Material provided:
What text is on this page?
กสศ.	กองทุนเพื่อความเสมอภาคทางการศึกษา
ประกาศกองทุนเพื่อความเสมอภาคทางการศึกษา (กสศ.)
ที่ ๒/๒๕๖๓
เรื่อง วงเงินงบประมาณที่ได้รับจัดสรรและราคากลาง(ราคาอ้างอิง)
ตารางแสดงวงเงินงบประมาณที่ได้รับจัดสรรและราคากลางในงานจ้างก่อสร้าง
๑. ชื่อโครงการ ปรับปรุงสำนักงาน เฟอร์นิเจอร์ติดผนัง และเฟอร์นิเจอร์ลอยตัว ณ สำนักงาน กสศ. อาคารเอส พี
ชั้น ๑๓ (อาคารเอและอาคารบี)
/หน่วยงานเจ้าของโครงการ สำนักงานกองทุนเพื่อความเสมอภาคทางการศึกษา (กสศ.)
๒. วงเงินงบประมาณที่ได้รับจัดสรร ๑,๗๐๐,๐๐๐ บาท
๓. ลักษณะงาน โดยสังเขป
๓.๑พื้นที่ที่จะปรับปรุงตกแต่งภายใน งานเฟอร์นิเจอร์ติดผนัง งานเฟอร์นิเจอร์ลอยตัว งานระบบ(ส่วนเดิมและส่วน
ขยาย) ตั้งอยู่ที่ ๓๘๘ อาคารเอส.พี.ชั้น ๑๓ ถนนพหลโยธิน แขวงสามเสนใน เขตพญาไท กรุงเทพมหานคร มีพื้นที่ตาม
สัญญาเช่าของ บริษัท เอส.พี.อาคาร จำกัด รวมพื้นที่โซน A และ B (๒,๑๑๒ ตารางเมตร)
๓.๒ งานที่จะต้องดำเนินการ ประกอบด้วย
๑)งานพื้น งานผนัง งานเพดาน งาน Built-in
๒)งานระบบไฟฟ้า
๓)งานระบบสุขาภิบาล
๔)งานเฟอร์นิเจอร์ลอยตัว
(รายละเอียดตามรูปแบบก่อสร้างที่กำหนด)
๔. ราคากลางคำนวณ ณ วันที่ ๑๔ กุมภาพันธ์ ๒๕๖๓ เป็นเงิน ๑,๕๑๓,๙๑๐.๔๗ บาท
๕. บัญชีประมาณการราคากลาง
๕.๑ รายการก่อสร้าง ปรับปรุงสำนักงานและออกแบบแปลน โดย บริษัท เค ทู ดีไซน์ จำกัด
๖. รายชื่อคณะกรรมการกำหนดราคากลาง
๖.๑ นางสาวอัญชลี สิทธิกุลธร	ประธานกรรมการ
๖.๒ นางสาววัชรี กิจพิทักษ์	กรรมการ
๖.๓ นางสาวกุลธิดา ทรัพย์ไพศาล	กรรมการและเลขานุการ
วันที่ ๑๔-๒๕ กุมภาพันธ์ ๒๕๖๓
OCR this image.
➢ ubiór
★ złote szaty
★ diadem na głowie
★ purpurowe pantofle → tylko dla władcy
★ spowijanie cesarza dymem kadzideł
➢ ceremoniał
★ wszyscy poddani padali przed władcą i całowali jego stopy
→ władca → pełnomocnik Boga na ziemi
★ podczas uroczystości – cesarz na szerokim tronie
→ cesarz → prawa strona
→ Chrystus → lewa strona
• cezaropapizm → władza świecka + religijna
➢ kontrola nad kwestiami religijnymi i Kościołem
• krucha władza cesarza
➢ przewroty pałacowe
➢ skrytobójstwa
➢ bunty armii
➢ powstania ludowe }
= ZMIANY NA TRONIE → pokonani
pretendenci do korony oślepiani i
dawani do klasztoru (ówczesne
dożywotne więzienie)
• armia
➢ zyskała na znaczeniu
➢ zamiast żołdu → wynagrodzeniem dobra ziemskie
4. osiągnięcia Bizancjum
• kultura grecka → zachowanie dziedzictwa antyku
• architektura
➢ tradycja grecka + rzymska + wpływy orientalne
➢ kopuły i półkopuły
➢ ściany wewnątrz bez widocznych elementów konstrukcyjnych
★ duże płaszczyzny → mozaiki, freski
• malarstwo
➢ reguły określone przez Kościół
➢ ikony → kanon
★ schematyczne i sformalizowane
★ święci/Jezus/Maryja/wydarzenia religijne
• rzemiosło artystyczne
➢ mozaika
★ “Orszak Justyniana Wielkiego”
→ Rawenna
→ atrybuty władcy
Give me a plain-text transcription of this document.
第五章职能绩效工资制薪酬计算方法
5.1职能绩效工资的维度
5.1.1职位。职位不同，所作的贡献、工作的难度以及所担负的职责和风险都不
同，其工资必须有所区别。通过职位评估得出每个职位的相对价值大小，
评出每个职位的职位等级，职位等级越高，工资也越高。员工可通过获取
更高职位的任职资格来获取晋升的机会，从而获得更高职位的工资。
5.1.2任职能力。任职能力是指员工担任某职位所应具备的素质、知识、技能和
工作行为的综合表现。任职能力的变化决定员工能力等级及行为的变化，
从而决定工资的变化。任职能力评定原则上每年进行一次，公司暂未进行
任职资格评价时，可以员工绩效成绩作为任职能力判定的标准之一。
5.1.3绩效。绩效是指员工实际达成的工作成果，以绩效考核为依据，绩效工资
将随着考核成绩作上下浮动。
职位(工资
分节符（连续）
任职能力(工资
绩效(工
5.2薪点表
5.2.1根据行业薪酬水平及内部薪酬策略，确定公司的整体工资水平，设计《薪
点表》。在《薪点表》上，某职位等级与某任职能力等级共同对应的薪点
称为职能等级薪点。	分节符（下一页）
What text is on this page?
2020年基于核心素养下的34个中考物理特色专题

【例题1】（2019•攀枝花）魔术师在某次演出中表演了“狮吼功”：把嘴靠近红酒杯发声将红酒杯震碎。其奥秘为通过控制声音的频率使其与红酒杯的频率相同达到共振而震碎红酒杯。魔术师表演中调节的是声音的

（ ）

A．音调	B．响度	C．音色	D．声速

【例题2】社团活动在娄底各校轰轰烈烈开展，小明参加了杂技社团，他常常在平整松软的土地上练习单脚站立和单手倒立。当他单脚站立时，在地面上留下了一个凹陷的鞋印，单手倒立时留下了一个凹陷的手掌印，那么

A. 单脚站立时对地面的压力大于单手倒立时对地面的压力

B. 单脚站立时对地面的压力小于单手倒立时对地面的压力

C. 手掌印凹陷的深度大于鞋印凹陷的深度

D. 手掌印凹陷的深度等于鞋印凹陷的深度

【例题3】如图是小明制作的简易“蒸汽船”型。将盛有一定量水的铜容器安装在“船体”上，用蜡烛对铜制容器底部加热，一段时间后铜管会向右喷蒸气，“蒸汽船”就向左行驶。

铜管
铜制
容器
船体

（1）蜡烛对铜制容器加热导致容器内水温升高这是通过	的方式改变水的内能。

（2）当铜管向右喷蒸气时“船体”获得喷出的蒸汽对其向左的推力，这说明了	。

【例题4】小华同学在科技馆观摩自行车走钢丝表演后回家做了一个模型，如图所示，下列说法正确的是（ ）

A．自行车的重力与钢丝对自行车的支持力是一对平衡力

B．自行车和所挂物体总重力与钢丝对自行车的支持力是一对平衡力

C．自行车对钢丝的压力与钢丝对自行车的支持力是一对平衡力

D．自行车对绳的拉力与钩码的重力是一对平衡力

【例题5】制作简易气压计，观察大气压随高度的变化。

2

Exercise directions: Please repeat the listing exactly, with nothing left out.

Result of this exercise:
What text is on this page?
กสศ.	กองทุนเพื่อความเสมอภาคทางการศึกษา
ประกาศกองทุนเพื่อความเสมอภาคทางการศึกษา (กสศ.)
ที่ ๒/๒๕๖๓
เรื่อง วงเงินงบประมาณที่ได้รับจัดสรรและราคากลาง(ราคาอ้างอิง)
ตารางแสดงวงเงินงบประมาณที่ได้รับจัดสรรและราคากลางในงานจ้างก่อสร้าง
๑. ชื่อโครงการ ปรับปรุงสำนักงาน เฟอร์นิเจอร์ติดผนัง และเฟอร์นิเจอร์ลอยตัว ณ สำนักงาน กสศ. อาคารเอส พี
ชั้น ๑๓ (อาคารเอและอาคารบี)
/หน่วยงานเจ้าของโครงการ สำนักงานกองทุนเพื่อความเสมอภาคทางการศึกษา (กสศ.)
๒. วงเงินงบประมาณที่ได้รับจัดสรร ๑,๗๐๐,๐๐๐ บาท
๓. ลักษณะงาน โดยสังเขป
๓.๑พื้นที่ที่จะปรับปรุงตกแต่งภายใน งานเฟอร์นิเจอร์ติดผนัง งานเฟอร์นิเจอร์ลอยตัว งานระบบ(ส่วนเดิมและส่วน
ขยาย) ตั้งอยู่ที่ ๓๘๘ อาคารเอส.พี.ชั้น ๑๓ ถนนพหลโยธิน แขวงสามเสนใน เขตพญาไท กรุงเทพมหานคร มีพื้นที่ตาม
สัญญาเช่าของ บริษัท เอส.พี.อาคาร จำกัด รวมพื้นที่โซน A และ B (๒,๑๑๒ ตารางเมตร)
๓.๒ งานที่จะต้องดำเนินการ ประกอบด้วย
๑)งานพื้น งานผนัง งานเพดาน งาน Built-in
๒)งานระบบไฟฟ้า
๓)งานระบบสุขาภิบาล
๔)งานเฟอร์นิเจอร์ลอยตัว
(รายละเอียดตามรูปแบบก่อสร้างที่กำหนด)
๔. ราคากลางคำนวณ ณ วันที่ ๑๔ กุมภาพันธ์ ๒๕๖๓ เป็นเงิน ๑,๕๑๓,๙๑๐.๔๗ บาท
๕. บัญชีประมาณการราคากลาง
๕.๑ รายการก่อสร้าง ปรับปรุงสำนักงานและออกแบบแปลน โดย บริษัท เค ทู ดีไซน์ จำกัด
๖. รายชื่อคณะกรรมการกำหนดราคากลาง
๖.๑ นางสาวอัญชลี สิทธิกุลธร	ประธานกรรมการ
๖.๒ นางสาววัชรี กิจพิทักษ์	กรรมการ
๖.๓ นางสาวกุลธิดา ทรัพย์ไพศาล	กรรมการและเลขานุการ
วันที่ ๑๔-๒๕ กุมภาพันธ์ ๒๕๖๓
OCR this image.
➢ ubiór
★ złote szaty
★ diadem na głowie
★ purpurowe pantofle → tylko dla władcy
★ spowijanie cesarza dymem kadzideł
➢ ceremoniał
★ wszyscy poddani padali przed władcą i całowali jego stopy
→ władca → pełnomocnik Boga na ziemi
★ podczas uroczystości – cesarz na szerokim tronie
→ cesarz → prawa strona
→ Chrystus → lewa strona
• cezaropapizm → władza świecka + religijna
➢ kontrola nad kwestiami religijnymi i Kościołem
• krucha władza cesarza
➢ przewroty pałacowe
➢ skrytobójstwa
➢ bunty armii
➢ powstania ludowe }
= ZMIANY NA TRONIE → pokonani
pretendenci do korony oślepiani i
dawani do klasztoru (ówczesne
dożywotne więzienie)
• armia
➢ zyskała na znaczeniu
➢ zamiast żołdu → wynagrodzeniem dobra ziemskie
4. osiągnięcia Bizancjum
• kultura grecka → zachowanie dziedzictwa antyku
• architektura
➢ tradycja grecka + rzymska + wpływy orientalne
➢ kopuły i półkopuły
➢ ściany wewnątrz bez widocznych elementów konstrukcyjnych
★ duże płaszczyzny → mozaiki, freski
• malarstwo
➢ reguły określone przez Kościół
➢ ikony → kanon
★ schematyczne i sformalizowane
★ święci/Jezus/Maryja/wydarzenia religijne
• rzemiosło artystyczne
➢ mozaika
★ “Orszak Justyniana Wielkiego”
→ Rawenna
→ atrybuty władcy
Give me a plain-text transcription of this document.
第五章职能绩效工资制薪酬计算方法
5.1职能绩效工资的维度
5.1.1职位。职位不同，所作的贡献、工作的难度以及所担负的职责和风险都不
同，其工资必须有所区别。通过职位评估得出每个职位的相对价值大小，
评出每个职位的职位等级，职位等级越高，工资也越高。员工可通过获取
更高职位的任职资格来获取晋升的机会，从而获得更高职位的工资。
5.1.2任职能力。任职能力是指员工担任某职位所应具备的素质、知识、技能和
工作行为的综合表现。任职能力的变化决定员工能力等级及行为的变化，
从而决定工资的变化。任职能力评定原则上每年进行一次，公司暂未进行
任职资格评价时，可以员工绩效成绩作为任职能力判定的标准之一。
5.1.3绩效。绩效是指员工实际达成的工作成果，以绩效考核为依据，绩效工资
将随着考核成绩作上下浮动。
职位(工资
分节符（连续）
任职能力(工资
绩效(工
5.2薪点表
5.2.1根据行业薪酬水平及内部薪酬策略，确定公司的整体工资水平，设计《薪
点表》。在《薪点表》上，某职位等级与某任职能力等级共同对应的薪点
称为职能等级薪点。	分节符（下一页）
What text is on this page?
2020年基于核心素养下的34个中考物理特色专题

【例题1】（2019•攀枝花）魔术师在某次演出中表演了“狮吼功”：把嘴靠近红酒杯发声将红酒杯震碎。其奥秘为通过控制声音的频率使其与红酒杯的频率相同达到共振而震碎红酒杯。魔术师表演中调节的是声音的

（ ）

A．音调	B．响度	C．音色	D．声速

【例题2】社团活动在娄底各校轰轰烈烈开展，小明参加了杂技社团，他常常在平整松软的土地上练习单脚站立和单手倒立。当他单脚站立时，在地面上留下了一个凹陷的鞋印，单手倒立时留下了一个凹陷的手掌印，那么

A. 单脚站立时对地面的压力大于单手倒立时对地面的压力

B. 单脚站立时对地面的压力小于单手倒立时对地面的压力

C. 手掌印凹陷的深度大于鞋印凹陷的深度

D. 手掌印凹陷的深度等于鞋印凹陷的深度

【例题3】如图是小明制作的简易“蒸汽船”型。将盛有一定量水的铜容器安装在“船体”上，用蜡烛对铜制容器底部加热，一段时间后铜管会向右喷蒸气，“蒸汽船”就向左行驶。

铜管
铜制
容器
船体

（1）蜡烛对铜制容器加热导致容器内水温升高这是通过	的方式改变水的内能。

（2）当铜管向右喷蒸气时“船体”获得喷出的蒸汽对其向左的推力，这说明了	。

【例题4】小华同学在科技馆观摩自行车走钢丝表演后回家做了一个模型，如图所示，下列说法正确的是（ ）

A．自行车的重力与钢丝对自行车的支持力是一对平衡力

B．自行车和所挂物体总重力与钢丝对自行车的支持力是一对平衡力

C．自行车对钢丝的压力与钢丝对自行车的支持力是一对平衡力

D．自行车对绳的拉力与钩码的重力是一对平衡力

【例题5】制作简易气压计，观察大气压随高度的变化。

2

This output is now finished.